**Work required**. Pick out every line of the entries below where "plus" occurs, and copy those lines.

--- begin Available data ---

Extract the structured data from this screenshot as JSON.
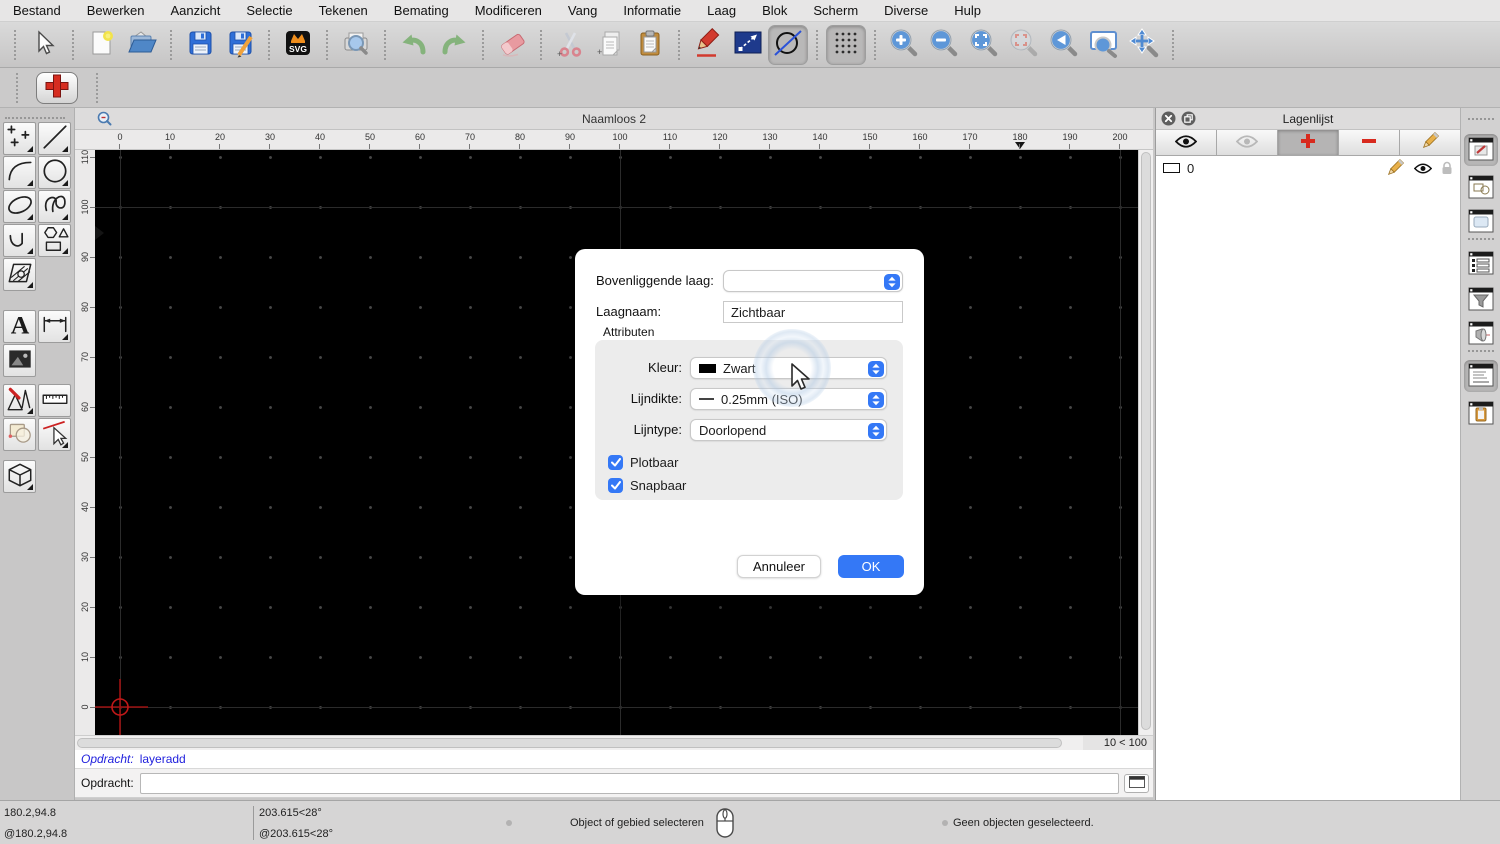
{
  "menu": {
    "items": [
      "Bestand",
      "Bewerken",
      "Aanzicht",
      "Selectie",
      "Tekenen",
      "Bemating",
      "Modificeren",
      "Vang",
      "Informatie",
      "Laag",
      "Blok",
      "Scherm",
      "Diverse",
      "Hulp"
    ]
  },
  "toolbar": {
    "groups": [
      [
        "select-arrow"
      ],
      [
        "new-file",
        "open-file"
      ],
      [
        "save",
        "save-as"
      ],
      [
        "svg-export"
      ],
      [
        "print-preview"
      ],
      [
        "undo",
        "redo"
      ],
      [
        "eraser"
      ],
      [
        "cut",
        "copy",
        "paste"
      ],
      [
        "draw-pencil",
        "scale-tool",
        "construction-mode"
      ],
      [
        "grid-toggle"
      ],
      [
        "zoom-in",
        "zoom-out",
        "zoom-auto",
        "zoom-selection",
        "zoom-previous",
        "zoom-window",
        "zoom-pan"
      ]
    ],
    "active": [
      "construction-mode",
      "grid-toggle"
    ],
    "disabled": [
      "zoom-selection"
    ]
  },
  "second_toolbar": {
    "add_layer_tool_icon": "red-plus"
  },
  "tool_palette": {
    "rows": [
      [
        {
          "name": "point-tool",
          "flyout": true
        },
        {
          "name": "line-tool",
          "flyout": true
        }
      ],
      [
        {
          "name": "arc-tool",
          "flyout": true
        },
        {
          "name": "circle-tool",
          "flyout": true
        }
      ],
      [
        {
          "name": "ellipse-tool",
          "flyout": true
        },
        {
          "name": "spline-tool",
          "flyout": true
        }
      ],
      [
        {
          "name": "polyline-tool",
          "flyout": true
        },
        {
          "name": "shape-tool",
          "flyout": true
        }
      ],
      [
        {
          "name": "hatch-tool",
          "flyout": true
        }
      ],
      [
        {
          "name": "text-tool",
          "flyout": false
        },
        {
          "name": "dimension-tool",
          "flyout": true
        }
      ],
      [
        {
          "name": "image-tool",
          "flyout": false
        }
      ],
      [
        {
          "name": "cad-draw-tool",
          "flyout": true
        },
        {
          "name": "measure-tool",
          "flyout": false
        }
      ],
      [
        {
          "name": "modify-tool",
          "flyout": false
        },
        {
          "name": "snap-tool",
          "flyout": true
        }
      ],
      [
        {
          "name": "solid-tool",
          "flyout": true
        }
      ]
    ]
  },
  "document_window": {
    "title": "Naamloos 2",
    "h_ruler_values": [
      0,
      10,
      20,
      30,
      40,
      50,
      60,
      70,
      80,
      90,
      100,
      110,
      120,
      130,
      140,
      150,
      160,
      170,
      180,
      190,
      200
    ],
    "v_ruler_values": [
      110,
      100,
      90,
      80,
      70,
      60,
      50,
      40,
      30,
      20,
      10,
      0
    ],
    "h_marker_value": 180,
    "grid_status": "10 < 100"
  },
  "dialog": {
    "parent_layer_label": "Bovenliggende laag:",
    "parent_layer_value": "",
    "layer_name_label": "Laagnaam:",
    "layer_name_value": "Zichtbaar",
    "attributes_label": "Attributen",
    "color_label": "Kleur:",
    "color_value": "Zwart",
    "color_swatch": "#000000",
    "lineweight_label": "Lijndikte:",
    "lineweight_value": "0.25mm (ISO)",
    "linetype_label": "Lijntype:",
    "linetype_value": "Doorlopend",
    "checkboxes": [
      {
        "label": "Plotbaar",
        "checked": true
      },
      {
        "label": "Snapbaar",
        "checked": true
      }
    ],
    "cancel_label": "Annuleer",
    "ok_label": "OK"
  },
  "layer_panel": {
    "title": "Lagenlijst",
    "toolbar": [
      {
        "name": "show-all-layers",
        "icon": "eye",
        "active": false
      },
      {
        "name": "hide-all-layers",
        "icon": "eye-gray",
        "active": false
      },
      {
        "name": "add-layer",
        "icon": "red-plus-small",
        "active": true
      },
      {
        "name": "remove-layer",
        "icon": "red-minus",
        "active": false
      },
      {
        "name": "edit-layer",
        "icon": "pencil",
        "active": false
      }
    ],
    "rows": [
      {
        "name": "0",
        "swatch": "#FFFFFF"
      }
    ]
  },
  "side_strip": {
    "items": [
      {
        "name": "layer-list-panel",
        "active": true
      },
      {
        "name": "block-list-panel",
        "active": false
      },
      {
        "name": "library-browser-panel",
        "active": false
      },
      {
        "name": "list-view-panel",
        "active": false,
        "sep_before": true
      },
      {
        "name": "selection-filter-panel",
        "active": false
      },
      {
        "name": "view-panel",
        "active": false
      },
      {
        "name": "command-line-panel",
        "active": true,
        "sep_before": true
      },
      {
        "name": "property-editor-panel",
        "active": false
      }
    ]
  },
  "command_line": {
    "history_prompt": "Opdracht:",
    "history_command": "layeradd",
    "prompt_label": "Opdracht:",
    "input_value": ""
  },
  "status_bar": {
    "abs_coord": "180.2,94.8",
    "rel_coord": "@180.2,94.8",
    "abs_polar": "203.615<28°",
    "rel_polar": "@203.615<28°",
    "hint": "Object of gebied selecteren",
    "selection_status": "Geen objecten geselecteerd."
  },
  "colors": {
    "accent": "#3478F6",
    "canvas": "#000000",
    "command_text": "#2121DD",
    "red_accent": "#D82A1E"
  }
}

--- end Available data ---
--- begin Available data ---

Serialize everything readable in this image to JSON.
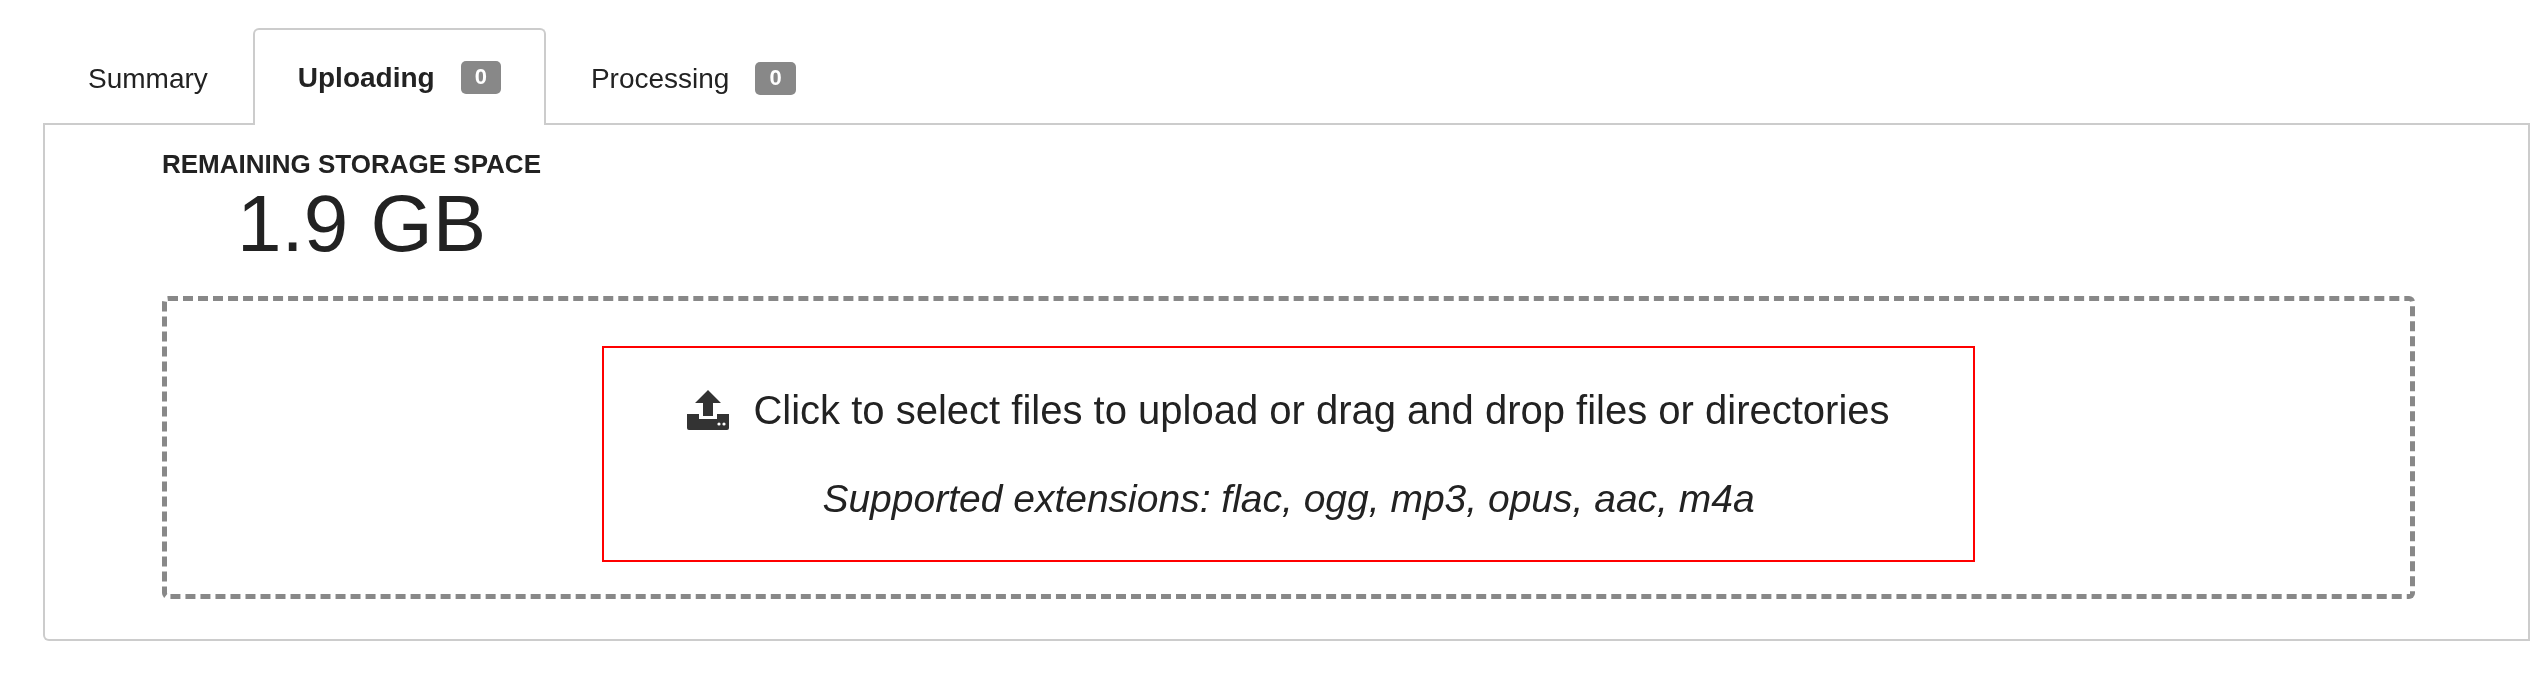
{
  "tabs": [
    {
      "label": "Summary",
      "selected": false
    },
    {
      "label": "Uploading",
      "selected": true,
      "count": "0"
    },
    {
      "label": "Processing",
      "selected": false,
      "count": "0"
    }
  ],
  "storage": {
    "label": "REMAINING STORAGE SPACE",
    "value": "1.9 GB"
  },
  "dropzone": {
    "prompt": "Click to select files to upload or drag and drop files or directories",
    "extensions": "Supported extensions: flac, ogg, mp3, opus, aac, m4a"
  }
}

--- end Available data ---
--- begin Available data ---

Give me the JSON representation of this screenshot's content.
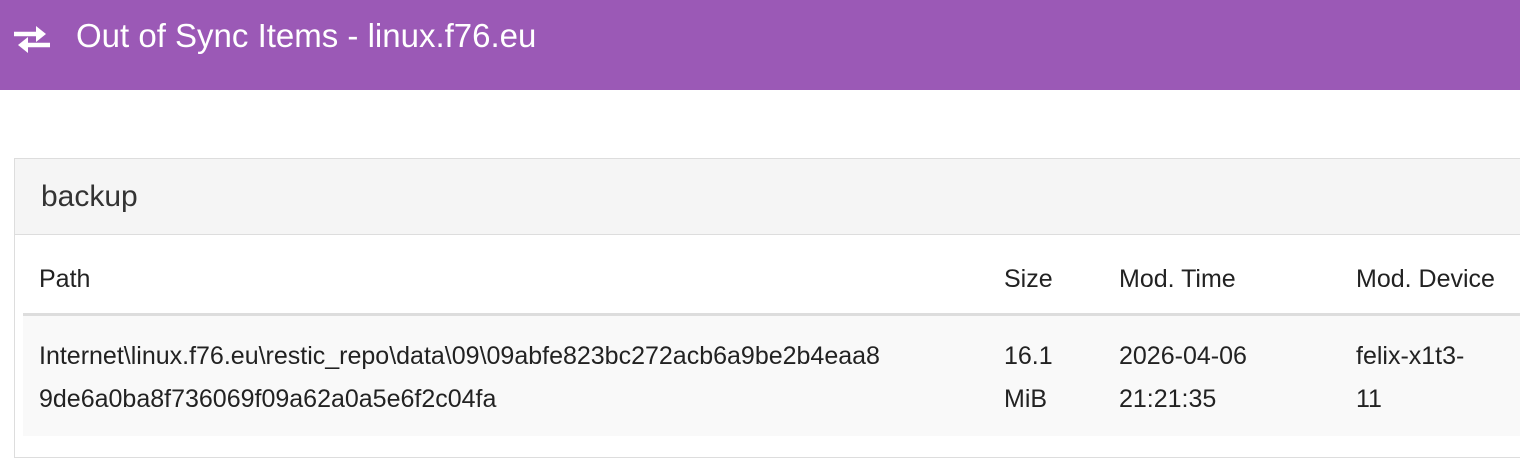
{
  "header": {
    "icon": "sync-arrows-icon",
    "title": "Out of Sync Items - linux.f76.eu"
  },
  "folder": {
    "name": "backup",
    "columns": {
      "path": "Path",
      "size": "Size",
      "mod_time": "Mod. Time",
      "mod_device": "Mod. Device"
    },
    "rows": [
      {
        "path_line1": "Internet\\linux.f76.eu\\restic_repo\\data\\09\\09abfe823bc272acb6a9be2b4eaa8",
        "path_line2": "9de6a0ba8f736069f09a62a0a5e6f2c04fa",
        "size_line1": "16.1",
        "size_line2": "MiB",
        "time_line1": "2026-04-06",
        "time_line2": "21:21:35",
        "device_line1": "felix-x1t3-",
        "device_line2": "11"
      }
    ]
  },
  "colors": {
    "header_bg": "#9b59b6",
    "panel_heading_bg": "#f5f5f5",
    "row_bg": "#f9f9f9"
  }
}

--- end Available data ---

**Solution to this problem**.
    "add_layer_tool_icon": "red-plus"
        "icon": "red-plus-small",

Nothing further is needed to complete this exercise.